→ **PASSAGE PROVIDED**:
* BEGIN *

Similar to Chris, I took up piano lessons at an early age (7 years old I think) but there the similarity ends. Chris went on to be rather good at the keyboard whereas my musical career hit a wall at 11 and there it stayed. Still, I can read a bit of music and occasionally hit the correct notes so that can be useful at times. Whether I hit the notes in the right order is another matter altogether (thanks to Eric Morecombe for that one) and that’s why the instrumental side of Rogue Herries lies firmly with Chris and Son.

My mediocre academic performance at school (where I met Dick) led to a period (fart) at Bath Technical College where Dick and I both met Chris and forged a long-term and firm friendship. The essence of Rogue Herries was created at that time during numerous late night “sessions” at my home where Chris gave my piano a treat by playing it as it should be played. Sometimes, a late night “sesh” would be cut short by my irate mother who, woken up by our splendid rendition of “Thank you for Being a Friend”, would come into the front room proclaiming that the piano is a “percussive instrument darling” and that would be that. How we managed to keep straight faces is anyone’s guess. In fact, we didn’t and somewhere is a tape of one of these rather rude interruptions where you can just hear the three of us young lads trying to stifle cheeky laughter. This wasn't helped by Chris asking me to keep the tea lady out of the room! I don’t think the numerous bottles of Natural Dry Cider helped with our impertinence but it sure helped the vocal cords.

* END *

→ **TASK MATERIAL**:

* BEGIN *

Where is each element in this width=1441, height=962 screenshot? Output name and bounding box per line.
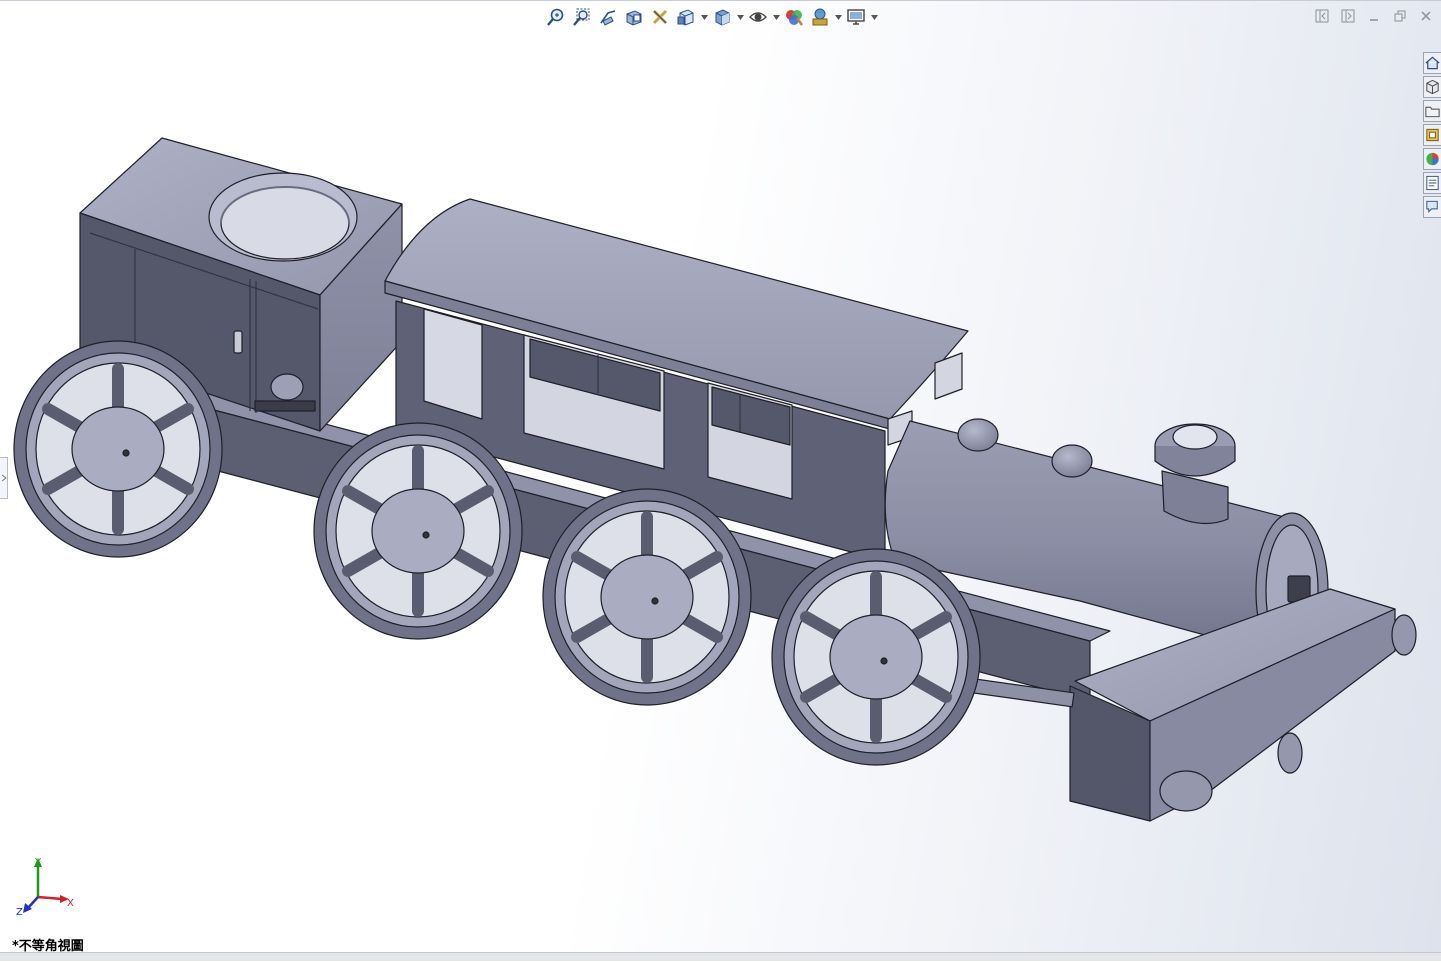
pane-right-icon[interactable] <box>1337 5 1359 27</box>
wheel-2 <box>313 422 523 640</box>
view-palette-icon[interactable] <box>1423 124 1441 146</box>
task-pane-tabs <box>1423 52 1441 218</box>
triad-x-label: X <box>67 898 74 909</box>
appearances-icon[interactable] <box>1423 148 1441 170</box>
restore-icon[interactable] <box>1389 5 1411 27</box>
zoom-to-fit-icon[interactable] <box>544 5 568 29</box>
zoom-to-area-icon[interactable] <box>570 5 594 29</box>
wheel-4 <box>771 548 981 766</box>
viewport-window-controls <box>1311 5 1441 27</box>
view-orientation-icon[interactable] <box>674 5 698 29</box>
chevron-down-icon[interactable] <box>736 5 744 29</box>
chevron-down-icon[interactable] <box>700 5 708 29</box>
chevron-down-icon[interactable] <box>834 5 842 29</box>
edit-appearance-icon[interactable] <box>782 5 806 29</box>
section-view-icon[interactable] <box>622 5 646 29</box>
wheel-1 <box>13 340 223 558</box>
chevron-down-icon[interactable] <box>772 5 780 29</box>
reference-triad: Y X Z <box>16 857 74 918</box>
apply-scene-icon[interactable] <box>808 5 832 29</box>
graphics-area[interactable]: Y X Z *不等角視圖 <box>0 0 1441 961</box>
feature-manager-toggle-handle[interactable] <box>0 457 8 499</box>
chevron-right-icon <box>1 474 7 482</box>
triad-y-label: Y <box>34 857 42 868</box>
design-library-icon[interactable] <box>1423 76 1441 98</box>
close-icon[interactable] <box>1415 5 1437 27</box>
dynamic-annotation-icon[interactable] <box>648 5 672 29</box>
pane-left-icon[interactable] <box>1311 5 1333 27</box>
previous-view-icon[interactable] <box>596 5 620 29</box>
display-style-icon[interactable] <box>710 5 734 29</box>
viewport-bottom-border <box>0 952 1441 961</box>
hide-show-items-icon[interactable] <box>746 5 770 29</box>
view-settings-icon[interactable] <box>844 5 868 29</box>
custom-properties-icon[interactable] <box>1423 172 1441 194</box>
locomotive-model[interactable] <box>0 1 1441 962</box>
file-explorer-icon[interactable] <box>1423 100 1441 122</box>
heads-up-view-toolbar <box>544 5 878 29</box>
chevron-down-icon[interactable] <box>870 5 878 29</box>
home-icon[interactable] <box>1423 52 1441 74</box>
minimize-icon[interactable] <box>1363 5 1385 27</box>
forum-icon[interactable] <box>1423 196 1441 218</box>
triad-z-label: Z <box>16 907 23 918</box>
wheel-3 <box>542 488 752 706</box>
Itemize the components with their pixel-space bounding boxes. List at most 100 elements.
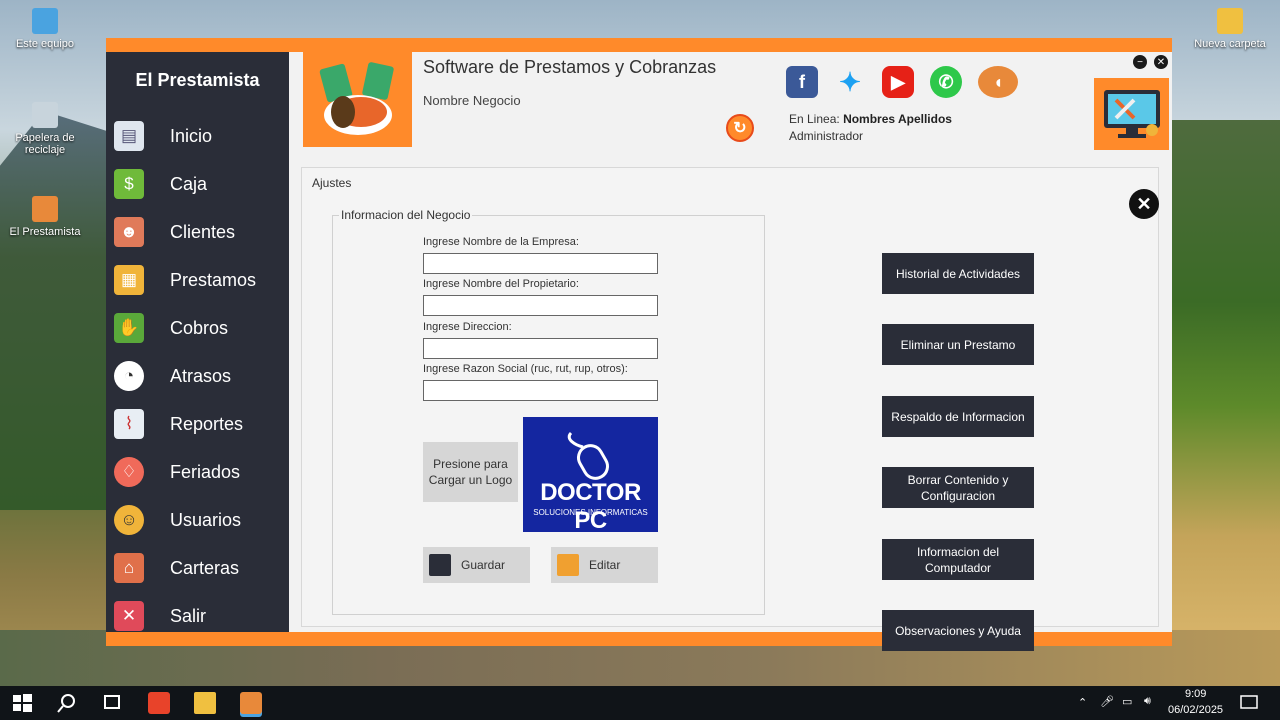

* END *

→ **SHORT TASK 1**: Please summarize the passage about piano lessons and Rogue Herries in two sentences.
→ **SHORT TASK 2**: In the records, rename "chevron" to "caret" in the part that opens with the line containing "pane-right-icon[interactable] <box>1337 5" and closes with the line containing "close-icon[interactable] <box>1415 5". Return only those lines, with everything else left as it is.

→ **CORRECT ANSWER 1**: The narrator took piano lessons from about age seven but stopped progressing at eleven, so the instrumental side of Rogue Herries lies with Chris and Son. At Bath Technical College the narrator and Dick met Chris, and the essence of Rogue Herries was created during late-night sessions at the narrator's home, which the narrator's irate mother sometimes cut short by declaring that the piano is a "percussive instrument."

→ **CORRECT ANSWER 2**:
pane-right-icon[interactable] <box>1337 5 1359 27</box>
wheel-2 <box>313 422 523 640</box>
view-palette-icon[interactable] <box>1423 124 1441 146</box>
task-pane-tabs <box>1423 52 1441 218</box>
triad-x-label: X <box>67 898 74 909</box>
appearances-icon[interactable] <box>1423 148 1441 170</box>
restore-icon[interactable] <box>1389 5 1411 27</box>
zoom-to-fit-icon[interactable] <box>544 5 568 29</box>
zoom-to-area-icon[interactable] <box>570 5 594 29</box>
wheel-4 <box>771 548 981 766</box>
viewport-window-controls <box>1311 5 1441 27</box>
view-orientation-icon[interactable] <box>674 5 698 29</box>
caret-down-icon[interactable] <box>736 5 744 29</box>
caret-down-icon[interactable] <box>700 5 708 29</box>
caret-down-icon[interactable] <box>834 5 842 29</box>
edit-appearance-icon[interactable] <box>782 5 806 29</box>
section-view-icon[interactable] <box>622 5 646 29</box>
wheel-1 <box>13 340 223 558</box>
caret-down-icon[interactable] <box>772 5 780 29</box>
reference-triad: Y X Z <box>16 857 74 918</box>
apply-scene-icon[interactable] <box>808 5 832 29</box>
graphics-area[interactable]: Y X Z *不等角視圖 <box>0 0 1441 961</box>
feature-manager-toggle-handle[interactable] <box>0 457 8 499</box>
caret-right-icon <box>1 474 7 482</box>
triad-y-label: Y <box>34 857 42 868</box>
design-library-icon[interactable] <box>1423 76 1441 98</box>
close-icon[interactable] <box>1415 5 1437 27</box>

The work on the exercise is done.